— BEGIN SELECTED EXTRACT —

* Posts by teabag36

12 publicly visible posts • joined 28 Feb 2014

Buy with your head, drive with your heart: Alfa Romeo 4C Coupe

teabag36

The F type certainly is brilliant and has luxury and speed. It doesn't have the added lightness of the Alfa - that ain't cheap. Very different horses methinks.....

teabag36

Re: WOW

Well I've driven Elises (never owned) and Caterhams - great cars for sure. The Alfa felt a lot nicer than the Elise and rather more stylish.

teabag36

WOW

A stunning looking car. Looks even better in the flesh. A Elise done properly. A Boxster with style, soul and passion. Well done Alfa!

Volvo V60 Polestar: Speak softly, carry a big stick, dress like a Smurf

teabag36

Re: Blimey

A challenge: can you name anymore transverse straight 6s?

Jaguar F-Type: A beautiful British thoroughbred

teabag36

What a brilliant article.

I'm here and interested in a superbly engineered British car. I'm so glad Ford's bean counters sold it off to the Indians. Credit to them for knowing how to run a car business as Jag and Land Rover are focussed on making great cars and not rebodied Modeos.

I'm not Arab, Chinese and rich, but its still a desirable thing and I was pleased to read about it.

German iron meets Monaco's highlands: Audi A1 review

teabag36

Re: Sums?

Yes, do we know if the engine has a 120 deg crank - as the coward says, this makes for a nice smooth engine (reminds me of the Wartburg - 1000cc triple with 120 crank. The fact it was a 2 stroke made it even smoother

Alfa Romeo Giulietta Quadrifoglio Verde: Fun, but not for all

teabag36

Re: Driven Alfas for years

Hi,

I too have had several Alfas (and a Lancia Fulvia - which was truely epic). They were completely reliable (well, my 33 let me down once - Bosch electronic ignition module - but that's german electrics for you).

I've also driven the Giulietta (both in the UK and Italy). It was quick and quirky, but not less involving than say the 156.

I do hope cars aren't converging into mediocracy - Alfa is one of the last hopes.

VW's Scirocco diesel: A sheep in Wolfsburg’s clothing

teabag36

Re: Scirocco:

A tedious Golf coupe with as much charisma as an East German caravan site. Yawn.

— END SELECTED EXTRACT —
— BEGIN MATERIAL PROVIDED —

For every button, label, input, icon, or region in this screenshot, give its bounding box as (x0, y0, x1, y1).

— END MATERIAL PROVIDED —
— BEGIN MATERIAL PROVIDED —

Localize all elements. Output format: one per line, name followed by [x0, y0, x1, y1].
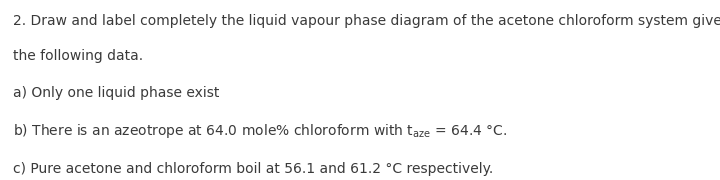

— END MATERIAL PROVIDED —

WHAT THIS EXERCISE ASKS:
(a) Translate this sentence from the car comments into Spanish: "The Alfa felt a lot nicer than the Elise and rather more stylish."
(b) According to the car comments, what part made the poster's 33 let them down once?
(c) Write out the part of the car comments starting at "I'm here and" and ending at "read about it.".

EXPECTED RESPONSES:
(a) El Alfa se sentía mucho más agradable que el Elise y bastante más elegante.

(b) A Bosch electronic ignition module.

(c)
I'm here and interested in a superbly engineered British car. I'm so glad Ford's bean counters sold it off to the Indians. Credit to them for knowing how to run a car business as Jag and Land Rover are focussed on making great cars and not rebodied Modeos.

I'm not Arab, Chinese and rich, but its still a desirable thing and I was pleased to read about it.